Exercise description
Go through the material below and copy all lines with "Sicilia".

-- START Material --

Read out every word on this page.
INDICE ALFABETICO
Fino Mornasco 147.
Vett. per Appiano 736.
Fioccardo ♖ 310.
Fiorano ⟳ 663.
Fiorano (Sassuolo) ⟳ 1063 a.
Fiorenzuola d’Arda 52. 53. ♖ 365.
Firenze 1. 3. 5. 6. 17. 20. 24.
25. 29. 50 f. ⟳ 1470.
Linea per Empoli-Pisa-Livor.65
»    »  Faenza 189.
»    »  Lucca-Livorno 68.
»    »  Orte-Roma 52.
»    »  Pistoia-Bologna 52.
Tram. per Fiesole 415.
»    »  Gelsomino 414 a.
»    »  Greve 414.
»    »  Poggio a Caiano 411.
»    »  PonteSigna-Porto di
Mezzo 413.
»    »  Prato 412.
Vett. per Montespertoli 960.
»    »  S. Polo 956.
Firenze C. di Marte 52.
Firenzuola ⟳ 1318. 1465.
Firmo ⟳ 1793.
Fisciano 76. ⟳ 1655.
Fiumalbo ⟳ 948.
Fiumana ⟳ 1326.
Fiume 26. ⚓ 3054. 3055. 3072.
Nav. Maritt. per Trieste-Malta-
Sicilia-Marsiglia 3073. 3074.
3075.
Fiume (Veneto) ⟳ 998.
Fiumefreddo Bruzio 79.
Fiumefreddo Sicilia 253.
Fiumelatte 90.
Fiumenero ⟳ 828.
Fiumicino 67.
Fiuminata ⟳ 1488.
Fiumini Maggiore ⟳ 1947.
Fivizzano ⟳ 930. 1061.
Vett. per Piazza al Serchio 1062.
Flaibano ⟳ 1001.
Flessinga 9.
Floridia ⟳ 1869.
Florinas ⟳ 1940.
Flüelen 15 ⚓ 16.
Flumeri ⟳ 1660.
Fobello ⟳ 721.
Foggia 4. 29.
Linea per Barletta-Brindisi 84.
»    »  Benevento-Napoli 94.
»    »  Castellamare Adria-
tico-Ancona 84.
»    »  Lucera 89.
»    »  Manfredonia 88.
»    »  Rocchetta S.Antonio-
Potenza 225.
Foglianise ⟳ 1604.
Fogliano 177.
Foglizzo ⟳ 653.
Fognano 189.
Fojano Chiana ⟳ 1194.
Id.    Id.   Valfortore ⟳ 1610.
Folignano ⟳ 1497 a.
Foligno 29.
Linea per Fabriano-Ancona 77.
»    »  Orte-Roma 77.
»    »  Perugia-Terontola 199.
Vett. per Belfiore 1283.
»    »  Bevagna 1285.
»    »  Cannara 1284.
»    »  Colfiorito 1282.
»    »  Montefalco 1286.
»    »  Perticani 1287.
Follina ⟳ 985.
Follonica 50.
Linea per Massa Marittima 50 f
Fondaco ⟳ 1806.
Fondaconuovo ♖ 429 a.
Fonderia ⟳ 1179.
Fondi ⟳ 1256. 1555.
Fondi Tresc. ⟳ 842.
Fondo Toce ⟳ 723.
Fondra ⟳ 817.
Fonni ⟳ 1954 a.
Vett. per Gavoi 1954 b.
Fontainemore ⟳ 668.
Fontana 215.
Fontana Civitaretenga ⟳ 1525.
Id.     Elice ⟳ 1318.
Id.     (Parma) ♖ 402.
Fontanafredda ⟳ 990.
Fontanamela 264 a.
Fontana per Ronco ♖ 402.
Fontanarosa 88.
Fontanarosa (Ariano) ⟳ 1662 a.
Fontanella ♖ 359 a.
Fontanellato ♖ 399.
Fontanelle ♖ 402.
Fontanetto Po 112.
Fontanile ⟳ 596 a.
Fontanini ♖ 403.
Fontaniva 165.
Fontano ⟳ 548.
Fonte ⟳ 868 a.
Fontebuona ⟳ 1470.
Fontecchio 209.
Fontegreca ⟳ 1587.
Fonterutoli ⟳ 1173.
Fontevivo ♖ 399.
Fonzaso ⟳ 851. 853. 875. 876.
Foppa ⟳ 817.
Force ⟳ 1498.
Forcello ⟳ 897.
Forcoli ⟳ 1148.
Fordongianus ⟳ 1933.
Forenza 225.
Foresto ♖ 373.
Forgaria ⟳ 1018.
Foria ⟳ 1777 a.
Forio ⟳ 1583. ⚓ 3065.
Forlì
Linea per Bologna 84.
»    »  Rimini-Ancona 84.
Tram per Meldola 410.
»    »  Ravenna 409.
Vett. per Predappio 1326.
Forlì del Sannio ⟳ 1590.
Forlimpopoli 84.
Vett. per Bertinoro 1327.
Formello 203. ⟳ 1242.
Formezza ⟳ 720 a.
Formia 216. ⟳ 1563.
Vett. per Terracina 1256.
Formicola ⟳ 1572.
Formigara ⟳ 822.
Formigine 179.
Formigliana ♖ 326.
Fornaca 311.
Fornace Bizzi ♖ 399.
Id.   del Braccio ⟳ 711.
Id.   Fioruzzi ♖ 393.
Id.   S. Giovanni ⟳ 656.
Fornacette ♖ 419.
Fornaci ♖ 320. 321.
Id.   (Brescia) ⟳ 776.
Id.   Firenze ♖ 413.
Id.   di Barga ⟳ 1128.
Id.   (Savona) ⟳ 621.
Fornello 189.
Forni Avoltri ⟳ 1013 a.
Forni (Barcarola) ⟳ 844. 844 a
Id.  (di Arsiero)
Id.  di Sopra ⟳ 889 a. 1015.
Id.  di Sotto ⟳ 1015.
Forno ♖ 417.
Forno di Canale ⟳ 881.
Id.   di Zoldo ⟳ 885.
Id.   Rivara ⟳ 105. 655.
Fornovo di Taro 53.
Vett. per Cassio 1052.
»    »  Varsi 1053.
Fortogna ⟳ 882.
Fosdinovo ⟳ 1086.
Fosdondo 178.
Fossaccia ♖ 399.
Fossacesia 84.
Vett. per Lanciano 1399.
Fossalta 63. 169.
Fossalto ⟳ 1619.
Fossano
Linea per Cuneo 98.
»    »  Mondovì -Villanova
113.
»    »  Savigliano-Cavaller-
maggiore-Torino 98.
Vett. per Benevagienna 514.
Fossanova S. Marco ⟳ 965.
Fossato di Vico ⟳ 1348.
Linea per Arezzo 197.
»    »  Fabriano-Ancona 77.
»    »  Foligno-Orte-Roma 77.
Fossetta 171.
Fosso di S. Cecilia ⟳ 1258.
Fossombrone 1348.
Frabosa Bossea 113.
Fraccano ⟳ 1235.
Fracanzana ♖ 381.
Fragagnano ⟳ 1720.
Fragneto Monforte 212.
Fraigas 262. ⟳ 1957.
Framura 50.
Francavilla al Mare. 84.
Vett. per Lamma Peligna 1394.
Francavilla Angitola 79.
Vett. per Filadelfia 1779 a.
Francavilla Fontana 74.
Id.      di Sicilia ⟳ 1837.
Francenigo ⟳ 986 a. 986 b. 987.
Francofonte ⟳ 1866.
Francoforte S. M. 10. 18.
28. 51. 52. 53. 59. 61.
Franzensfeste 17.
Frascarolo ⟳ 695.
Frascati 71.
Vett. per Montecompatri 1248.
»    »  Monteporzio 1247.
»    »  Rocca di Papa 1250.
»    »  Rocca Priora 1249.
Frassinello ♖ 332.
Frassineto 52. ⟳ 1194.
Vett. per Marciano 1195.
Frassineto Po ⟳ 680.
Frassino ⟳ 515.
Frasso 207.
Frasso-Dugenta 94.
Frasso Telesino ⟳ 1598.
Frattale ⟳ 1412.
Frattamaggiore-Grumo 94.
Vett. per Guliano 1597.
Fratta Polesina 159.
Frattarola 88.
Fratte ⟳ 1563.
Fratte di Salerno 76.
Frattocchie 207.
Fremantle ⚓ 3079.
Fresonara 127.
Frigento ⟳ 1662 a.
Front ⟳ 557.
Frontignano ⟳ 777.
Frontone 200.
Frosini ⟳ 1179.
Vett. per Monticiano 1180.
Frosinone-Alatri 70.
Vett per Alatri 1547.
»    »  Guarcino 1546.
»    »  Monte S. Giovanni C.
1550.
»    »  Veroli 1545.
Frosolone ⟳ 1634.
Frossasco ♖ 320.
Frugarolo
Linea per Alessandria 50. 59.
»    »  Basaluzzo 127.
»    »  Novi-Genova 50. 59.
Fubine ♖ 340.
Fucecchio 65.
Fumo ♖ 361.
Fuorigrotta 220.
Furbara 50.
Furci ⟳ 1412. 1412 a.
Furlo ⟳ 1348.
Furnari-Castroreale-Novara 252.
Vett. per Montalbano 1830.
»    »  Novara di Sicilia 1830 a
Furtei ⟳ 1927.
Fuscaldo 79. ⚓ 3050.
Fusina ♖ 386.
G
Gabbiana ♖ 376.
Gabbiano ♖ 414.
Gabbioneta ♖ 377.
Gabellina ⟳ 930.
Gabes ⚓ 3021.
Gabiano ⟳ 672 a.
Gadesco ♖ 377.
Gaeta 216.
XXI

-- END Material --

Exercise solution
Sicilia-Marsiglia 3073. 3074.
Fiumefreddo Sicilia 253.
Id.      di Sicilia ⟳ 1837.
»    »  Novara di Sicilia 1830 a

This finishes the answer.